Directions for this task: All of the data below should be copied exactly as it stands.

Dataset records:
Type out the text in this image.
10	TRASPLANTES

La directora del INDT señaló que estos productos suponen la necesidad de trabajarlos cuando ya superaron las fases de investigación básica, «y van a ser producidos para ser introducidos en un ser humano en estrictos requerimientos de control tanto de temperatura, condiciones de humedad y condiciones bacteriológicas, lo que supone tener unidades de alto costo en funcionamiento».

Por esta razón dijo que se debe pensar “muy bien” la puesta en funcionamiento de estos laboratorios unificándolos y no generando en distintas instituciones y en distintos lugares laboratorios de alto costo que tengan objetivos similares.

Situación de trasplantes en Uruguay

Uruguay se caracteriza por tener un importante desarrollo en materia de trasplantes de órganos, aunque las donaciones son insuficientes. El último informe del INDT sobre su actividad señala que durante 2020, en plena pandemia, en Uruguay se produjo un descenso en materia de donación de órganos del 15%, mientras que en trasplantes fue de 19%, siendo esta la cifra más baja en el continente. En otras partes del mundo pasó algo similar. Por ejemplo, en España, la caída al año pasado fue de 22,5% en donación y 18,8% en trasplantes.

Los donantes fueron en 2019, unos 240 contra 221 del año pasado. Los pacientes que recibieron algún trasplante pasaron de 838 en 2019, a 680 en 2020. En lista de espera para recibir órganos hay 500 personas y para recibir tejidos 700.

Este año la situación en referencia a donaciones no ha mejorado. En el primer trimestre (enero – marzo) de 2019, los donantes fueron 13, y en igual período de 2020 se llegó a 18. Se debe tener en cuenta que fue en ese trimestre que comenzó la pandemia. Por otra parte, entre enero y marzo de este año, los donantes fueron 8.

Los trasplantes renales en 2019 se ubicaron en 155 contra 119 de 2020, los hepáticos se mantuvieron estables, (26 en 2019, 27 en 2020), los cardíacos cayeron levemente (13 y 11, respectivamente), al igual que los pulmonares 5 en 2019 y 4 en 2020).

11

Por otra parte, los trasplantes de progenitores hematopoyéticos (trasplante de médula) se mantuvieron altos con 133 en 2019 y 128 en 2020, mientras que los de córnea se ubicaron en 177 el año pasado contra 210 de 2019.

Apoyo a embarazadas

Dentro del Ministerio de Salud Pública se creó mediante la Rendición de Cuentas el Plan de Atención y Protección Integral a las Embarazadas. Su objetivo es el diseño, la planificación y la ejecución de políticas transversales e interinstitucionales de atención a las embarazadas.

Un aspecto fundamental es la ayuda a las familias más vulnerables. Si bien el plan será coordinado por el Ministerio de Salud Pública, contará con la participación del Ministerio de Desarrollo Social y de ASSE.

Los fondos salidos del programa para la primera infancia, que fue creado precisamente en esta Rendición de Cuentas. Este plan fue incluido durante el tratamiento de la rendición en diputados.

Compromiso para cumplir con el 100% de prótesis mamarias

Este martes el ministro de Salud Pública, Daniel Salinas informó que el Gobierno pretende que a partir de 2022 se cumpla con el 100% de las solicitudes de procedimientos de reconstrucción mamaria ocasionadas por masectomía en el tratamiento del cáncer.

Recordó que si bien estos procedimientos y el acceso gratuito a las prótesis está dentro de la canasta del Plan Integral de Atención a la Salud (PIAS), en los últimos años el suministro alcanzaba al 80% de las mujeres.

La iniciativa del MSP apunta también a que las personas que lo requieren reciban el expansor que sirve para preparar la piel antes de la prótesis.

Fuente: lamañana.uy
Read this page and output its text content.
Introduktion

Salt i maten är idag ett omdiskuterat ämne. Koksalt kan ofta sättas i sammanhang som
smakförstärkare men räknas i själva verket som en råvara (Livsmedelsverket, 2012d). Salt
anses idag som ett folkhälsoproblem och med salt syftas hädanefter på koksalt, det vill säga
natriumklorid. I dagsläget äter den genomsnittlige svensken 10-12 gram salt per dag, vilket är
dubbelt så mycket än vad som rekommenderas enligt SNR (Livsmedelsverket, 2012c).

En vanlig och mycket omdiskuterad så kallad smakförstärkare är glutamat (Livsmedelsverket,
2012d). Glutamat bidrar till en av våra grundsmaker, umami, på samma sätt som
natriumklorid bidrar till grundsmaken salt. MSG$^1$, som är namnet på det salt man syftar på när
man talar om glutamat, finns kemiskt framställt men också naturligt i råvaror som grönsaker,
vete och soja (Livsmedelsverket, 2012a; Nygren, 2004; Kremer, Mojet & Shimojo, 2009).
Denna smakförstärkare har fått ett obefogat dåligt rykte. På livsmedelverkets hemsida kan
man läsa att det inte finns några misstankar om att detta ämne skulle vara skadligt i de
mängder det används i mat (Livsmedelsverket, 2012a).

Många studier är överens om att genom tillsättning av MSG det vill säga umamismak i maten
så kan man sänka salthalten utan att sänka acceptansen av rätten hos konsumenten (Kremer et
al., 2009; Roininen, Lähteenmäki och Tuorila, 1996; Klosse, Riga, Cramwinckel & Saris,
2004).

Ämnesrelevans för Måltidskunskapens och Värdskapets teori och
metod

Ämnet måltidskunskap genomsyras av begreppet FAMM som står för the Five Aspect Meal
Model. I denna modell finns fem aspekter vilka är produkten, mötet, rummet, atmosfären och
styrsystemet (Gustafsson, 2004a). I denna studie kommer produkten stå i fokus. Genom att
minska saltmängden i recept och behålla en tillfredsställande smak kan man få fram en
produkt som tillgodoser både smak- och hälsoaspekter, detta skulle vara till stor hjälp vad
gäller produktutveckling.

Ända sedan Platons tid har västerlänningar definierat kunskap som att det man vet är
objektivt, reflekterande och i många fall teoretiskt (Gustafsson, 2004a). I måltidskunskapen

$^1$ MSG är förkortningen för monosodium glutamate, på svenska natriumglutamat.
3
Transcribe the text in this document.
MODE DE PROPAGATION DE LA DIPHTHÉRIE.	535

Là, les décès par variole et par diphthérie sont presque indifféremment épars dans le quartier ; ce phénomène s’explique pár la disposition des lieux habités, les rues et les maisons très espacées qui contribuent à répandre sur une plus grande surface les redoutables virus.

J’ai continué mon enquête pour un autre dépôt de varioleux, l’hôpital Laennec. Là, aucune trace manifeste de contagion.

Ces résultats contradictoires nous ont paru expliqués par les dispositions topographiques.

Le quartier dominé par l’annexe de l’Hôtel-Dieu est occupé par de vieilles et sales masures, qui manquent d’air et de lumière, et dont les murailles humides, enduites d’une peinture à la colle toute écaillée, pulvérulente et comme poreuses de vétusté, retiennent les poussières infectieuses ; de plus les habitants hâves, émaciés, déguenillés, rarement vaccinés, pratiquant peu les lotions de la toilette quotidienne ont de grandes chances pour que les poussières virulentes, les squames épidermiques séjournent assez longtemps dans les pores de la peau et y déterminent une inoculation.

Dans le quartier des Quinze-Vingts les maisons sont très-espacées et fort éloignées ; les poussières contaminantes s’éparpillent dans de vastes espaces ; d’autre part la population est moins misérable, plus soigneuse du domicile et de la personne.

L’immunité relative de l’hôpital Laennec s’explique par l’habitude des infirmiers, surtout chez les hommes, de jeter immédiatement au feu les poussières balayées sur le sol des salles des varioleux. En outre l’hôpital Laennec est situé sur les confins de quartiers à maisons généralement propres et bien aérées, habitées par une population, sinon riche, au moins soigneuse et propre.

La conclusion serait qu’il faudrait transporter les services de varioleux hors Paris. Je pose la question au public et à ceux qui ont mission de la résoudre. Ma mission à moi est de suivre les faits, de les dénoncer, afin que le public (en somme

Exercise output:
Type out the text in this image.
10	TRASPLANTES

La directora del INDT señaló que estos productos suponen la necesidad de trabajarlos cuando ya superaron las fases de investigación básica, «y van a ser producidos para ser introducidos en un ser humano en estrictos requerimientos de control tanto de temperatura, condiciones de humedad y condiciones bacteriológicas, lo que supone tener unidades de alto costo en funcionamiento».

Por esta razón dijo que se debe pensar “muy bien” la puesta en funcionamiento de estos laboratorios unificándolos y no generando en distintas instituciones y en distintos lugares laboratorios de alto costo que tengan objetivos similares.

Situación de trasplantes en Uruguay

Uruguay se caracteriza por tener un importante desarrollo en materia de trasplantes de órganos, aunque las donaciones son insuficientes. El último informe del INDT sobre su actividad señala que durante 2020, en plena pandemia, en Uruguay se produjo un descenso en materia de donación de órganos del 15%, mientras que en trasplantes fue de 19%, siendo esta la cifra más baja en el continente. En otras partes del mundo pasó algo similar. Por ejemplo, en España, la caída al año pasado fue de 22,5% en donación y 18,8% en trasplantes.

Los donantes fueron en 2019, unos 240 contra 221 del año pasado. Los pacientes que recibieron algún trasplante pasaron de 838 en 2019, a 680 en 2020. En lista de espera para recibir órganos hay 500 personas y para recibir tejidos 700.

Este año la situación en referencia a donaciones no ha mejorado. En el primer trimestre (enero – marzo) de 2019, los donantes fueron 13, y en igual período de 2020 se llegó a 18. Se debe tener en cuenta que fue en ese trimestre que comenzó la pandemia. Por otra parte, entre enero y marzo de este año, los donantes fueron 8.

Los trasplantes renales en 2019 se ubicaron en 155 contra 119 de 2020, los hepáticos se mantuvieron estables, (26 en 2019, 27 en 2020), los cardíacos cayeron levemente (13 y 11, respectivamente), al igual que los pulmonares 5 en 2019 y 4 en 2020).

11

Por otra parte, los trasplantes de progenitores hematopoyéticos (trasplante de médula) se mantuvieron altos con 133 en 2019 y 128 en 2020, mientras que los de córnea se ubicaron en 177 el año pasado contra 210 de 2019.

Apoyo a embarazadas

Dentro del Ministerio de Salud Pública se creó mediante la Rendición de Cuentas el Plan de Atención y Protección Integral a las Embarazadas. Su objetivo es el diseño, la planificación y la ejecución de políticas transversales e interinstitucionales de atención a las embarazadas.

Un aspecto fundamental es la ayuda a las familias más vulnerables. Si bien el plan será coordinado por el Ministerio de Salud Pública, contará con la participación del Ministerio de Desarrollo Social y de ASSE.

Los fondos salidos del programa para la primera infancia, que fue creado precisamente en esta Rendición de Cuentas. Este plan fue incluido durante el tratamiento de la rendición en diputados.

Compromiso para cumplir con el 100% de prótesis mamarias

Este martes el ministro de Salud Pública, Daniel Salinas informó que el Gobierno pretende que a partir de 2022 se cumpla con el 100% de las solicitudes de procedimientos de reconstrucción mamaria ocasionadas por masectomía en el tratamiento del cáncer.

Recordó que si bien estos procedimientos y el acceso gratuito a las prótesis está dentro de la canasta del Plan Integral de Atención a la Salud (PIAS), en los últimos años el suministro alcanzaba al 80% de las mujeres.

La iniciativa del MSP apunta también a que las personas que lo requieren reciban el expansor que sirve para preparar la piel antes de la prótesis.

Fuente: lamañana.uy
Read this page and output its text content.
Introduktion

Salt i maten är idag ett omdiskuterat ämne. Koksalt kan ofta sättas i sammanhang som
smakförstärkare men räknas i själva verket som en råvara (Livsmedelsverket, 2012d). Salt
anses idag som ett folkhälsoproblem och med salt syftas hädanefter på koksalt, det vill säga
natriumklorid. I dagsläget äter den genomsnittlige svensken 10-12 gram salt per dag, vilket är
dubbelt så mycket än vad som rekommenderas enligt SNR (Livsmedelsverket, 2012c).

En vanlig och mycket omdiskuterad så kallad smakförstärkare är glutamat (Livsmedelsverket,
2012d). Glutamat bidrar till en av våra grundsmaker, umami, på samma sätt som
natriumklorid bidrar till grundsmaken salt. MSG$^1$, som är namnet på det salt man syftar på när
man talar om glutamat, finns kemiskt framställt men också naturligt i råvaror som grönsaker,
vete och soja (Livsmedelsverket, 2012a; Nygren, 2004; Kremer, Mojet & Shimojo, 2009).
Denna smakförstärkare har fått ett obefogat dåligt rykte. På livsmedelverkets hemsida kan
man läsa att det inte finns några misstankar om att detta ämne skulle vara skadligt i de
mängder det används i mat (Livsmedelsverket, 2012a).

Många studier är överens om att genom tillsättning av MSG det vill säga umamismak i maten
så kan man sänka salthalten utan att sänka acceptansen av rätten hos konsumenten (Kremer et
al., 2009; Roininen, Lähteenmäki och Tuorila, 1996; Klosse, Riga, Cramwinckel & Saris,
2004).

Ämnesrelevans för Måltidskunskapens och Värdskapets teori och
metod

Ämnet måltidskunskap genomsyras av begreppet FAMM som står för the Five Aspect Meal
Model. I denna modell finns fem aspekter vilka är produkten, mötet, rummet, atmosfären och
styrsystemet (Gustafsson, 2004a). I denna studie kommer produkten stå i fokus. Genom att
minska saltmängden i recept och behålla en tillfredsställande smak kan man få fram en
produkt som tillgodoser både smak- och hälsoaspekter, detta skulle vara till stor hjälp vad
gäller produktutveckling.

Ända sedan Platons tid har västerlänningar definierat kunskap som att det man vet är
objektivt, reflekterande och i många fall teoretiskt (Gustafsson, 2004a). I måltidskunskapen

$^1$ MSG är förkortningen för monosodium glutamate, på svenska natriumglutamat.
3
Transcribe the text in this document.
MODE DE PROPAGATION DE LA DIPHTHÉRIE.	535

Là, les décès par variole et par diphthérie sont presque indifféremment épars dans le quartier ; ce phénomène s’explique pár la disposition des lieux habités, les rues et les maisons très espacées qui contribuent à répandre sur une plus grande surface les redoutables virus.

J’ai continué mon enquête pour un autre dépôt de varioleux, l’hôpital Laennec. Là, aucune trace manifeste de contagion.

Ces résultats contradictoires nous ont paru expliqués par les dispositions topographiques.

Le quartier dominé par l’annexe de l’Hôtel-Dieu est occupé par de vieilles et sales masures, qui manquent d’air et de lumière, et dont les murailles humides, enduites d’une peinture à la colle toute écaillée, pulvérulente et comme poreuses de vétusté, retiennent les poussières infectieuses ; de plus les habitants hâves, émaciés, déguenillés, rarement vaccinés, pratiquant peu les lotions de la toilette quotidienne ont de grandes chances pour que les poussières virulentes, les squames épidermiques séjournent assez longtemps dans les pores de la peau et y déterminent une inoculation.

Dans le quartier des Quinze-Vingts les maisons sont très-espacées et fort éloignées ; les poussières contaminantes s’éparpillent dans de vastes espaces ; d’autre part la population est moins misérable, plus soigneuse du domicile et de la personne.

L’immunité relative de l’hôpital Laennec s’explique par l’habitude des infirmiers, surtout chez les hommes, de jeter immédiatement au feu les poussières balayées sur le sol des salles des varioleux. En outre l’hôpital Laennec est situé sur les confins de quartiers à maisons généralement propres et bien aérées, habitées par une population, sinon riche, au moins soigneuse et propre.

La conclusion serait qu’il faudrait transporter les services de varioleux hors Paris. Je pose la question au public et à ceux qui ont mission de la résoudre. Ma mission à moi est de suivre les faits, de les dénoncer, afin que le public (en somme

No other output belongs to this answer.